--- GOAL ---
Filter the entries below, keeping every line that has the word "selected".

--- DATA EXCERPTS ---
────────────────────────────────────────
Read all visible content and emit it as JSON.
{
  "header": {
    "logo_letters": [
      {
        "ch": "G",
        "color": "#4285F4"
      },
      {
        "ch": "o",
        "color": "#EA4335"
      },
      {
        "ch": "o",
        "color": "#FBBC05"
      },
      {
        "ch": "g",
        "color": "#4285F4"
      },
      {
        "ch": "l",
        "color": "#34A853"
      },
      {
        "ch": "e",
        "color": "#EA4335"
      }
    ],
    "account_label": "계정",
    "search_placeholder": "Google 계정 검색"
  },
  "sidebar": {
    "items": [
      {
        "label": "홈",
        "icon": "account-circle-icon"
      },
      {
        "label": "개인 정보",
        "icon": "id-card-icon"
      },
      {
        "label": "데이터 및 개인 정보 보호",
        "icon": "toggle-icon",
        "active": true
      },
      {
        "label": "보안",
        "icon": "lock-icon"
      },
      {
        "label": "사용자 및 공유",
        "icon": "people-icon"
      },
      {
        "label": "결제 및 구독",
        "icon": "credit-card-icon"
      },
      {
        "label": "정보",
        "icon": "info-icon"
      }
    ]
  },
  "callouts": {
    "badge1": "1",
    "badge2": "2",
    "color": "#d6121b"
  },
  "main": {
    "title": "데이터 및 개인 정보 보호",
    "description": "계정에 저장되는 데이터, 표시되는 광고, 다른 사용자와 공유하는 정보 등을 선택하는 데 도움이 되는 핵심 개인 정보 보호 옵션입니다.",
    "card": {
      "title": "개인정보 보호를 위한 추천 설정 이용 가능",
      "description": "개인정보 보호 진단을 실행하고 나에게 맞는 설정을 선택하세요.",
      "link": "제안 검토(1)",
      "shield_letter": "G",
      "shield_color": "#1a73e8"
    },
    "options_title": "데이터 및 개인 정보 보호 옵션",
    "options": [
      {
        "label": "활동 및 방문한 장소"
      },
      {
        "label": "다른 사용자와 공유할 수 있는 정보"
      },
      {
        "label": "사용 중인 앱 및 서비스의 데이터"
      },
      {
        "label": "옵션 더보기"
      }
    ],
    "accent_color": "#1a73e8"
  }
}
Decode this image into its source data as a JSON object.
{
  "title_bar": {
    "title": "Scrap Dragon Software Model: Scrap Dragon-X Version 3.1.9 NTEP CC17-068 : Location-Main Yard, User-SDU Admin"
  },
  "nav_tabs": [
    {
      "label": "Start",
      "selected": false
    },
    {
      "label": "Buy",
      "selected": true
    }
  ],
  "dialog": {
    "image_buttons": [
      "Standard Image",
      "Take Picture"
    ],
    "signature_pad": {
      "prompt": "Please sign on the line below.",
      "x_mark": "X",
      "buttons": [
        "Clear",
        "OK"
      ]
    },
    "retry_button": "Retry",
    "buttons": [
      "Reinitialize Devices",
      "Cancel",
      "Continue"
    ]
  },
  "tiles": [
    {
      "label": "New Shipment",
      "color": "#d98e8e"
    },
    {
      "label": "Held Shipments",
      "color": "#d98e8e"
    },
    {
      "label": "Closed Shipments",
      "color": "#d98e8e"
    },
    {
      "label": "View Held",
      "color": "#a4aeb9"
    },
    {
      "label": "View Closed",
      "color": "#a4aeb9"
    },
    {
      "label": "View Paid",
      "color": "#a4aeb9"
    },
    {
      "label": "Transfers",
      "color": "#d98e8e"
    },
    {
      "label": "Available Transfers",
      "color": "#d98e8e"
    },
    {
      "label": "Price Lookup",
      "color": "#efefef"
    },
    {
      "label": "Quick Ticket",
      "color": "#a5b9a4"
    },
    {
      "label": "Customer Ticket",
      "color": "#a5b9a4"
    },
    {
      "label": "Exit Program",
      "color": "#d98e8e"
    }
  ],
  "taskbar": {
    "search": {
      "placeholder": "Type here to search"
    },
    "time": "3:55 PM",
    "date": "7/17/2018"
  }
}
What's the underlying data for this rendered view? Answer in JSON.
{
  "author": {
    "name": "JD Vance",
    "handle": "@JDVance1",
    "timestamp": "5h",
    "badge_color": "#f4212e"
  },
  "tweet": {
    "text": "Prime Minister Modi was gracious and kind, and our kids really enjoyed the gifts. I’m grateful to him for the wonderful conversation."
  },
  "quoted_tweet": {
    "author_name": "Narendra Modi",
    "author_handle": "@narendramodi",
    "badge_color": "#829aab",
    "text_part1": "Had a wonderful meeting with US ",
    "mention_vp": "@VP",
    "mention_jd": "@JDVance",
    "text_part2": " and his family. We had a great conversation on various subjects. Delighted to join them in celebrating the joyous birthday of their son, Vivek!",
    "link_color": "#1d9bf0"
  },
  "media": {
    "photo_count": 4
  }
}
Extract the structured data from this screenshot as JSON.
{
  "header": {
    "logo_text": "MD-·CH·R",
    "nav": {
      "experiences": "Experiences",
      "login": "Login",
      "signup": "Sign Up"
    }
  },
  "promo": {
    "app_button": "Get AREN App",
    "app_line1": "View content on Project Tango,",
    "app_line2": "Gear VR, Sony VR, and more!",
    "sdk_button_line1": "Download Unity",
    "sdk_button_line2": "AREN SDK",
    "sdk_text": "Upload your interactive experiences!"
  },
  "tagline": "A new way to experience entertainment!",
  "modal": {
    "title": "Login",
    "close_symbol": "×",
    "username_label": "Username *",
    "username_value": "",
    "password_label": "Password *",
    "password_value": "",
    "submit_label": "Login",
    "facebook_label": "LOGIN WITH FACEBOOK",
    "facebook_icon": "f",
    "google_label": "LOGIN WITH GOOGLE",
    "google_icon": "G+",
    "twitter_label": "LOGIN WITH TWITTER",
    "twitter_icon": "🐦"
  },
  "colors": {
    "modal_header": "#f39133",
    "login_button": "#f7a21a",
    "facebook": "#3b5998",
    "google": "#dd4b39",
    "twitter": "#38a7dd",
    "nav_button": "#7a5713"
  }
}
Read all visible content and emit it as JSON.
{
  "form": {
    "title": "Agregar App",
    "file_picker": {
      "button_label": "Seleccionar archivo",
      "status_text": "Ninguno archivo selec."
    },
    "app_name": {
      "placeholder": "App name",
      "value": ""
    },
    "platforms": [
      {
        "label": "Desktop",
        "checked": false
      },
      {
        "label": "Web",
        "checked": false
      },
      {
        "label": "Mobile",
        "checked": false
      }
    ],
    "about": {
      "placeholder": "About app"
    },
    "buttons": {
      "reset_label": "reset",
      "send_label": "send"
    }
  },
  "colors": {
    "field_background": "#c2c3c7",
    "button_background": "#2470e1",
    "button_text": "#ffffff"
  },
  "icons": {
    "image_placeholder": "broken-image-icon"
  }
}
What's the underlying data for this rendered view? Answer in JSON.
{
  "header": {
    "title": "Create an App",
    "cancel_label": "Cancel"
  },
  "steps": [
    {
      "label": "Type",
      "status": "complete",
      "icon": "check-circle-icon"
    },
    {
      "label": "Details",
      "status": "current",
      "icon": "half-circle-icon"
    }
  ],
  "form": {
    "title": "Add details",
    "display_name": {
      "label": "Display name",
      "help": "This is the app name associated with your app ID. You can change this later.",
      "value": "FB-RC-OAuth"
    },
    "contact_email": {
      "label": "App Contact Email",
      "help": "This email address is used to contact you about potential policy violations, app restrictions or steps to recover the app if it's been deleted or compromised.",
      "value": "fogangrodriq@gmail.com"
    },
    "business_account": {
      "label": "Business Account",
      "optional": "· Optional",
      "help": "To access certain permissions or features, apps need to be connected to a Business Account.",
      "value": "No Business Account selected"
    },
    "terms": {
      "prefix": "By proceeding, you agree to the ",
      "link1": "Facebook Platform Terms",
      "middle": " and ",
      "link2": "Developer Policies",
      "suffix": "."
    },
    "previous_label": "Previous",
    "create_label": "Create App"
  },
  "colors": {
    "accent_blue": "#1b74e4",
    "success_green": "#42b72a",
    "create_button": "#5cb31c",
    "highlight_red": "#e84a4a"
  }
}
────────────────────────────────────────
--- TASK SOLUTION ---
      "selected": false
      "selected": true
      "value": "No Business Account selected"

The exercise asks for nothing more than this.